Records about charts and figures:

▶

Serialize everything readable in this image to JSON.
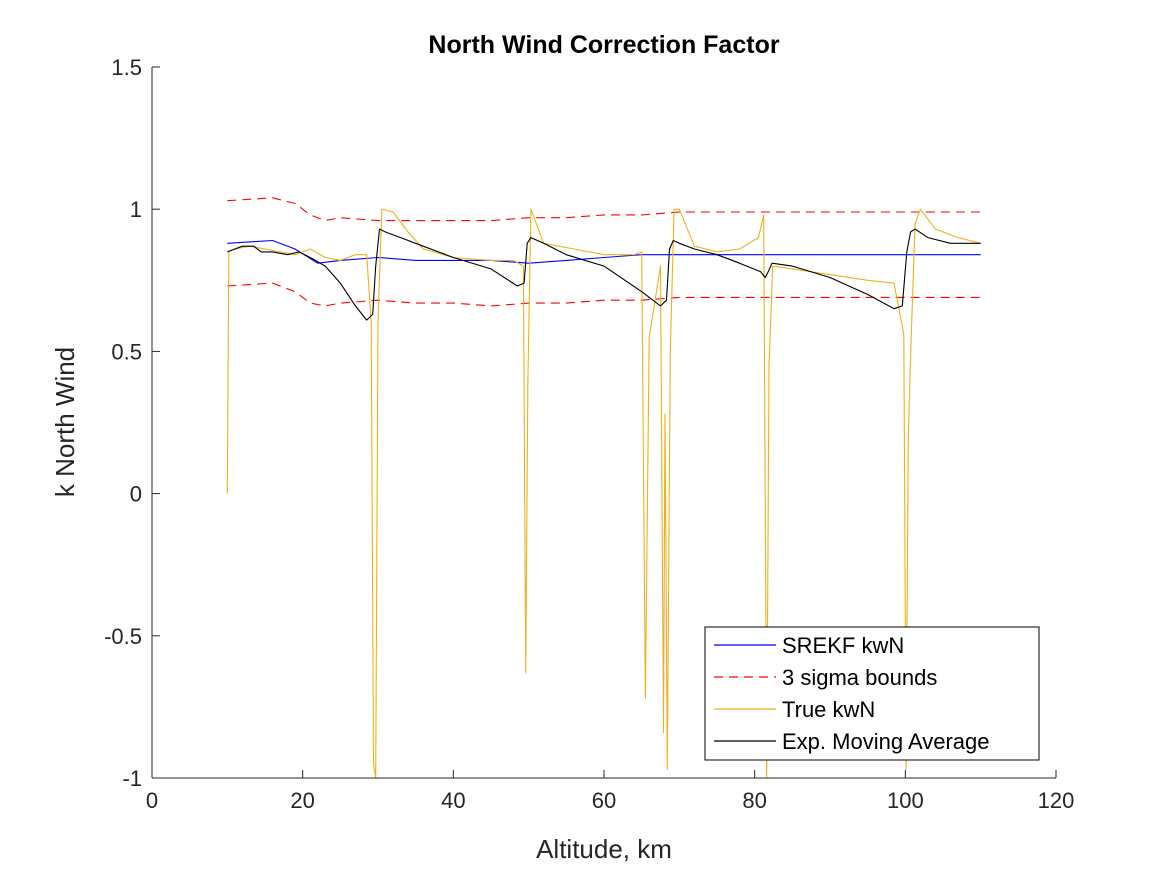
{
  "chart_data": {
    "type": "line",
    "title": "North Wind Correction Factor",
    "xlabel": "Altitude, km",
    "ylabel": "k North Wind",
    "xlim": [
      0,
      120
    ],
    "ylim": [
      -1,
      1.5
    ],
    "xticks": [
      "0",
      "20",
      "40",
      "60",
      "80",
      "100",
      "120"
    ],
    "yticks": [
      "-1",
      "-0.5",
      "0",
      "0.5",
      "1",
      "1.5"
    ],
    "grid": false,
    "legend_position": "bottom-right",
    "series": [
      {
        "name": "SREKF kwN",
        "color": "#0000ff",
        "style": "solid",
        "x": [
          10,
          16,
          19,
          22,
          25,
          30,
          35,
          40,
          45,
          50,
          55,
          60,
          65,
          70,
          80,
          90,
          100,
          110
        ],
        "y": [
          0.88,
          0.89,
          0.86,
          0.81,
          0.82,
          0.83,
          0.82,
          0.82,
          0.82,
          0.81,
          0.82,
          0.83,
          0.84,
          0.84,
          0.84,
          0.84,
          0.84,
          0.84
        ]
      },
      {
        "name": "3 sigma bounds",
        "color": "#ff0000",
        "style": "dashed",
        "x": [
          10,
          16,
          19,
          21,
          23,
          25,
          30,
          35,
          40,
          45,
          50,
          55,
          60,
          65,
          70,
          80,
          90,
          100,
          110
        ],
        "y": [
          1.03,
          1.04,
          1.02,
          0.98,
          0.96,
          0.97,
          0.96,
          0.96,
          0.96,
          0.96,
          0.97,
          0.97,
          0.98,
          0.98,
          0.99,
          0.99,
          0.99,
          0.99,
          0.99
        ],
        "lower": {
          "x": [
            10,
            16,
            19,
            21,
            23,
            25,
            30,
            35,
            40,
            45,
            50,
            55,
            60,
            65,
            70,
            80,
            90,
            100,
            110
          ],
          "y": [
            0.73,
            0.74,
            0.71,
            0.67,
            0.66,
            0.67,
            0.68,
            0.67,
            0.67,
            0.66,
            0.67,
            0.67,
            0.68,
            0.68,
            0.69,
            0.69,
            0.69,
            0.69,
            0.69
          ]
        }
      },
      {
        "name": "True kwN",
        "color": "#edb120",
        "style": "solid",
        "x": [
          10,
          10.2,
          11,
          13,
          15,
          17,
          19,
          21,
          23,
          25,
          27,
          28.5,
          29.1,
          29.4,
          29.7,
          30.0,
          30.5,
          32,
          34,
          36,
          40,
          45,
          48,
          49.3,
          49.6,
          49.9,
          50.3,
          52,
          56,
          60,
          64,
          65,
          65.5,
          66,
          67.5,
          67.9,
          68.1,
          68.4,
          68.8,
          69.3,
          70,
          72,
          75,
          78,
          80.5,
          81.2,
          81.6,
          81.9,
          82.4,
          85,
          90,
          95,
          98.5,
          99.8,
          100.1,
          100.4,
          100.8,
          101.3,
          102,
          104,
          107,
          110
        ],
        "y": [
          0,
          0.85,
          0.86,
          0.87,
          0.86,
          0.85,
          0.84,
          0.86,
          0.83,
          0.82,
          0.84,
          0.84,
          0.6,
          -0.95,
          -1.0,
          0.6,
          1.0,
          0.99,
          0.92,
          0.86,
          0.83,
          0.82,
          0.82,
          0.8,
          -0.63,
          0.4,
          1.0,
          0.88,
          0.86,
          0.84,
          0.84,
          0.85,
          -0.72,
          0.55,
          0.8,
          -0.84,
          0.28,
          -0.97,
          0.5,
          1.0,
          1.0,
          0.87,
          0.85,
          0.86,
          0.9,
          0.98,
          -1.0,
          0.45,
          0.8,
          0.79,
          0.77,
          0.75,
          0.74,
          0.56,
          -0.97,
          0.2,
          0.57,
          0.95,
          1.0,
          0.93,
          0.9,
          0.88
        ]
      },
      {
        "name": "Exp. Moving Average",
        "color": "#000000",
        "style": "solid",
        "x": [
          10,
          11,
          12,
          13.5,
          14.5,
          16,
          18,
          19.5,
          21,
          23,
          25,
          27,
          28.5,
          29.3,
          29.7,
          30.2,
          31,
          33,
          36,
          40,
          45,
          48.5,
          49.4,
          49.8,
          50.3,
          52,
          55,
          60,
          65,
          67.5,
          68.3,
          68.7,
          69.2,
          70,
          72,
          75,
          78,
          80.8,
          81.4,
          81.8,
          82.3,
          85,
          90,
          95,
          98.5,
          99.6,
          100.2,
          100.7,
          101.3,
          103,
          106,
          110
        ],
        "y": [
          0.85,
          0.86,
          0.87,
          0.87,
          0.85,
          0.85,
          0.84,
          0.85,
          0.83,
          0.8,
          0.74,
          0.66,
          0.61,
          0.63,
          0.8,
          0.93,
          0.92,
          0.9,
          0.87,
          0.83,
          0.79,
          0.73,
          0.74,
          0.88,
          0.9,
          0.88,
          0.84,
          0.8,
          0.71,
          0.66,
          0.68,
          0.86,
          0.89,
          0.88,
          0.86,
          0.84,
          0.81,
          0.78,
          0.76,
          0.78,
          0.81,
          0.8,
          0.76,
          0.7,
          0.65,
          0.66,
          0.85,
          0.92,
          0.93,
          0.9,
          0.88,
          0.88
        ]
      }
    ]
  }
}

◀

Task directions
Strip out the images, then output the records above word for word.

Problem solution
Serialize everything readable in this image to JSON.
{
  "chart_data": {
    "type": "line",
    "title": "North Wind Correction Factor",
    "xlabel": "Altitude, km",
    "ylabel": "k North Wind",
    "xlim": [
      0,
      120
    ],
    "ylim": [
      -1,
      1.5
    ],
    "xticks": [
      "0",
      "20",
      "40",
      "60",
      "80",
      "100",
      "120"
    ],
    "yticks": [
      "-1",
      "-0.5",
      "0",
      "0.5",
      "1",
      "1.5"
    ],
    "grid": false,
    "legend_position": "bottom-right",
    "series": [
      {
        "name": "SREKF kwN",
        "color": "#0000ff",
        "style": "solid",
        "x": [
          10,
          16,
          19,
          22,
          25,
          30,
          35,
          40,
          45,
          50,
          55,
          60,
          65,
          70,
          80,
          90,
          100,
          110
        ],
        "y": [
          0.88,
          0.89,
          0.86,
          0.81,
          0.82,
          0.83,
          0.82,
          0.82,
          0.82,
          0.81,
          0.82,
          0.83,
          0.84,
          0.84,
          0.84,
          0.84,
          0.84,
          0.84
        ]
      },
      {
        "name": "3 sigma bounds",
        "color": "#ff0000",
        "style": "dashed",
        "x": [
          10,
          16,
          19,
          21,
          23,
          25,
          30,
          35,
          40,
          45,
          50,
          55,
          60,
          65,
          70,
          80,
          90,
          100,
          110
        ],
        "y": [
          1.03,
          1.04,
          1.02,
          0.98,
          0.96,
          0.97,
          0.96,
          0.96,
          0.96,
          0.96,
          0.97,
          0.97,
          0.98,
          0.98,
          0.99,
          0.99,
          0.99,
          0.99,
          0.99
        ],
        "lower": {
          "x": [
            10,
            16,
            19,
            21,
            23,
            25,
            30,
            35,
            40,
            45,
            50,
            55,
            60,
            65,
            70,
            80,
            90,
            100,
            110
          ],
          "y": [
            0.73,
            0.74,
            0.71,
            0.67,
            0.66,
            0.67,
            0.68,
            0.67,
            0.67,
            0.66,
            0.67,
            0.67,
            0.68,
            0.68,
            0.69,
            0.69,
            0.69,
            0.69,
            0.69
          ]
        }
      },
      {
        "name": "True kwN",
        "color": "#edb120",
        "style": "solid",
        "x": [
          10,
          10.2,
          11,
          13,
          15,
          17,
          19,
          21,
          23,
          25,
          27,
          28.5,
          29.1,
          29.4,
          29.7,
          30.0,
          30.5,
          32,
          34,
          36,
          40,
          45,
          48,
          49.3,
          49.6,
          49.9,
          50.3,
          52,
          56,
          60,
          64,
          65,
          65.5,
          66,
          67.5,
          67.9,
          68.1,
          68.4,
          68.8,
          69.3,
          70,
          72,
          75,
          78,
          80.5,
          81.2,
          81.6,
          81.9,
          82.4,
          85,
          90,
          95,
          98.5,
          99.8,
          100.1,
          100.4,
          100.8,
          101.3,
          102,
          104,
          107,
          110
        ],
        "y": [
          0,
          0.85,
          0.86,
          0.87,
          0.86,
          0.85,
          0.84,
          0.86,
          0.83,
          0.82,
          0.84,
          0.84,
          0.6,
          -0.95,
          -1.0,
          0.6,
          1.0,
          0.99,
          0.92,
          0.86,
          0.83,
          0.82,
          0.82,
          0.8,
          -0.63,
          0.4,
          1.0,
          0.88,
          0.86,
          0.84,
          0.84,
          0.85,
          -0.72,
          0.55,
          0.8,
          -0.84,
          0.28,
          -0.97,
          0.5,
          1.0,
          1.0,
          0.87,
          0.85,
          0.86,
          0.9,
          0.98,
          -1.0,
          0.45,
          0.8,
          0.79,
          0.77,
          0.75,
          0.74,
          0.56,
          -0.97,
          0.2,
          0.57,
          0.95,
          1.0,
          0.93,
          0.9,
          0.88
        ]
      },
      {
        "name": "Exp. Moving Average",
        "color": "#000000",
        "style": "solid",
        "x": [
          10,
          11,
          12,
          13.5,
          14.5,
          16,
          18,
          19.5,
          21,
          23,
          25,
          27,
          28.5,
          29.3,
          29.7,
          30.2,
          31,
          33,
          36,
          40,
          45,
          48.5,
          49.4,
          49.8,
          50.3,
          52,
          55,
          60,
          65,
          67.5,
          68.3,
          68.7,
          69.2,
          70,
          72,
          75,
          78,
          80.8,
          81.4,
          81.8,
          82.3,
          85,
          90,
          95,
          98.5,
          99.6,
          100.2,
          100.7,
          101.3,
          103,
          106,
          110
        ],
        "y": [
          0.85,
          0.86,
          0.87,
          0.87,
          0.85,
          0.85,
          0.84,
          0.85,
          0.83,
          0.8,
          0.74,
          0.66,
          0.61,
          0.63,
          0.8,
          0.93,
          0.92,
          0.9,
          0.87,
          0.83,
          0.79,
          0.73,
          0.74,
          0.88,
          0.9,
          0.88,
          0.84,
          0.8,
          0.71,
          0.66,
          0.68,
          0.86,
          0.89,
          0.88,
          0.86,
          0.84,
          0.81,
          0.78,
          0.76,
          0.78,
          0.81,
          0.8,
          0.76,
          0.7,
          0.65,
          0.66,
          0.85,
          0.92,
          0.93,
          0.9,
          0.88,
          0.88
        ]
      }
    ]
  }
}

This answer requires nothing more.